-- Start --

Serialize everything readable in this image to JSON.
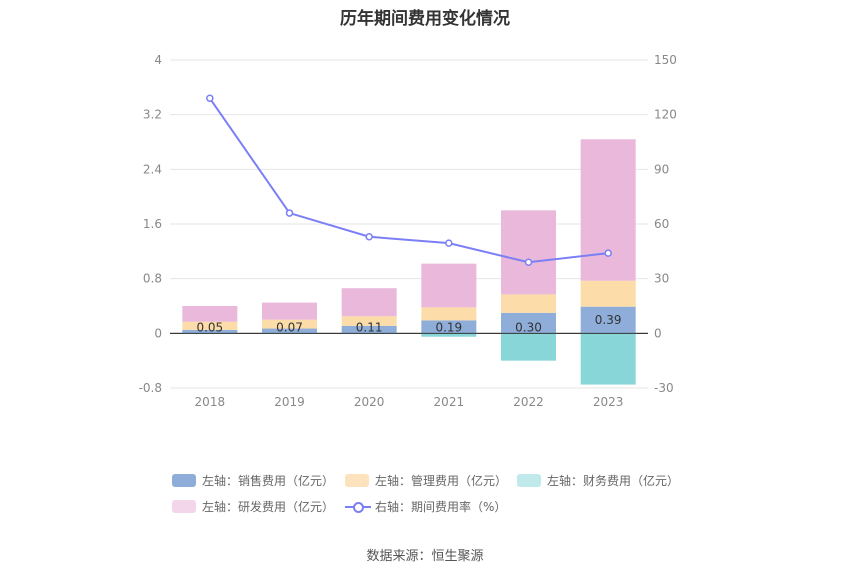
{
  "chart_data": {
    "type": "bar",
    "title": "历年期间费用变化情况",
    "categories": [
      "2018",
      "2019",
      "2020",
      "2021",
      "2022",
      "2023"
    ],
    "left_axis": {
      "ticks": [
        "4",
        "3.2",
        "2.4",
        "1.6",
        "0.8",
        "0",
        "-0.8"
      ],
      "ylim": [
        -0.8,
        4
      ]
    },
    "right_axis": {
      "ticks": [
        "150",
        "120",
        "90",
        "60",
        "30",
        "0",
        "-30"
      ],
      "ylim": [
        -30,
        150
      ]
    },
    "series": [
      {
        "name": "左轴：销售费用（亿元）",
        "kind": "bar",
        "color": "#8eadd9",
        "values": [
          0.05,
          0.07,
          0.11,
          0.19,
          0.3,
          0.39
        ],
        "labels": [
          "0.05",
          "0.07",
          "0.11",
          "0.19",
          "0.30",
          "0.39"
        ]
      },
      {
        "name": "左轴：管理费用（亿元）",
        "kind": "bar",
        "color": "#fcdca8",
        "values": [
          0.12,
          0.13,
          0.14,
          0.19,
          0.27,
          0.38
        ]
      },
      {
        "name": "左轴：财务费用（亿元）",
        "kind": "bar",
        "color": "#89d6d9",
        "values": [
          -0.01,
          -0.01,
          -0.01,
          -0.05,
          -0.4,
          -0.75
        ]
      },
      {
        "name": "左轴：研发费用（亿元）",
        "kind": "bar",
        "color": "#e9b8da",
        "values": [
          0.23,
          0.25,
          0.41,
          0.64,
          1.23,
          2.07
        ]
      },
      {
        "name": "右轴：期间费用率（%）",
        "kind": "line",
        "color": "#7b7ff5",
        "values": [
          129,
          66,
          53,
          49.5,
          39,
          44
        ]
      }
    ]
  },
  "legend": [
    {
      "label": "左轴：销售费用（亿元）",
      "color": "#8eadd9"
    },
    {
      "label": "左轴：管理费用（亿元）",
      "color": "#fde3bd"
    },
    {
      "label": "左轴：财务费用（亿元）",
      "color": "#bfe9ea"
    },
    {
      "label": "左轴：研发费用（亿元）",
      "color": "#f3d6ea"
    },
    {
      "label": "右轴：期间费用率（%）",
      "color": "#7b7ff5"
    }
  ],
  "source": "数据来源：恒生聚源"
}
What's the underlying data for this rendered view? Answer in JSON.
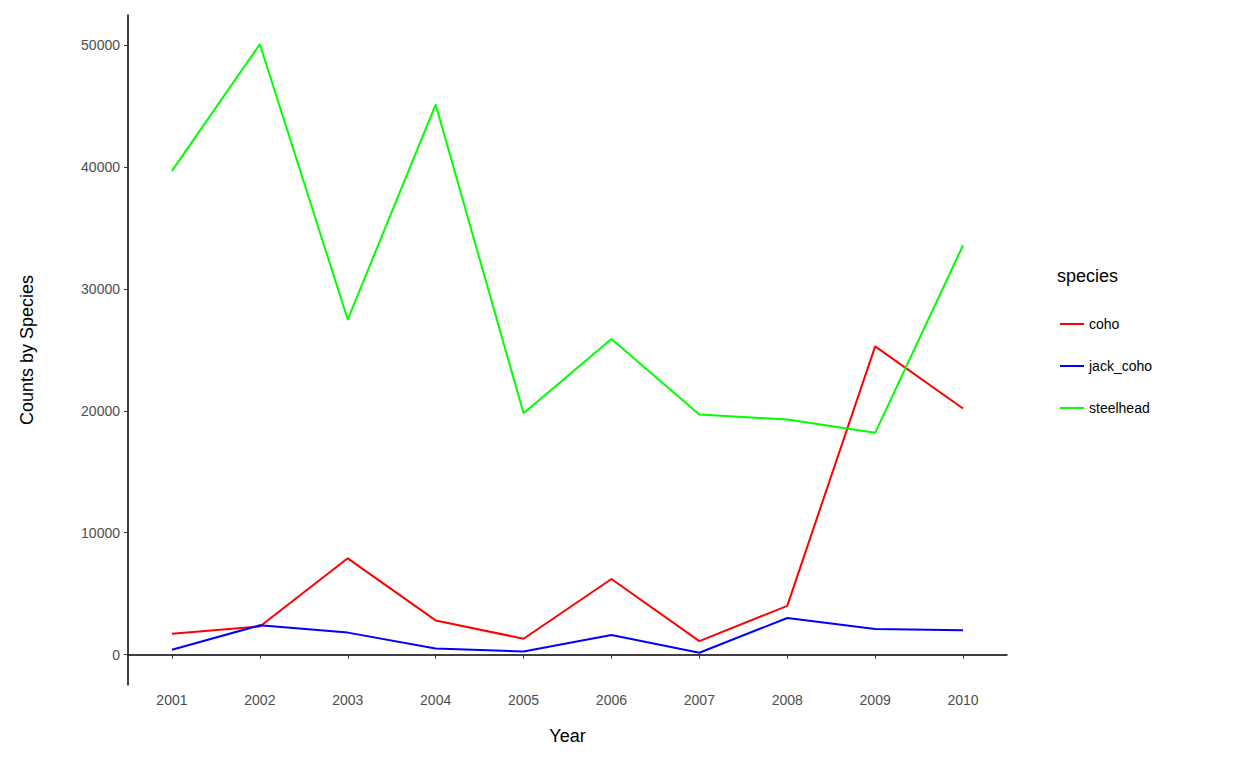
{
  "chart_data": {
    "type": "line",
    "x_label": "Year",
    "y_label": "Counts by Species",
    "legend_title": "species",
    "categories": [
      "2001",
      "2002",
      "2003",
      "2004",
      "2005",
      "2006",
      "2007",
      "2008",
      "2009",
      "2010"
    ],
    "series": [
      {
        "name": "coho",
        "color": "#ff0000",
        "values": [
          1700,
          2300,
          7900,
          2800,
          1300,
          6200,
          1100,
          4000,
          25300,
          20200
        ]
      },
      {
        "name": "jack_coho",
        "color": "#0000ff",
        "values": [
          400,
          2400,
          1800,
          500,
          250,
          1600,
          150,
          3000,
          2100,
          2000
        ]
      },
      {
        "name": "steelhead",
        "color": "#00ff00",
        "values": [
          39700,
          50100,
          27500,
          45150,
          19800,
          25900,
          19700,
          19300,
          18200,
          33600
        ]
      }
    ],
    "ylim": [
      -2500,
      52500
    ],
    "yticks": [
      0,
      10000,
      20000,
      30000,
      40000,
      50000
    ],
    "grid": false,
    "legend": "right"
  }
}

-- End --

== GIVEN INSTRUCTION ==
Check every line of the data, and copy the ones that contain "JSON".

== TASK RESPONSE ==
Serialize everything readable in this image to JSON.
What's the underlying data for this rendered view? Answer in JSON.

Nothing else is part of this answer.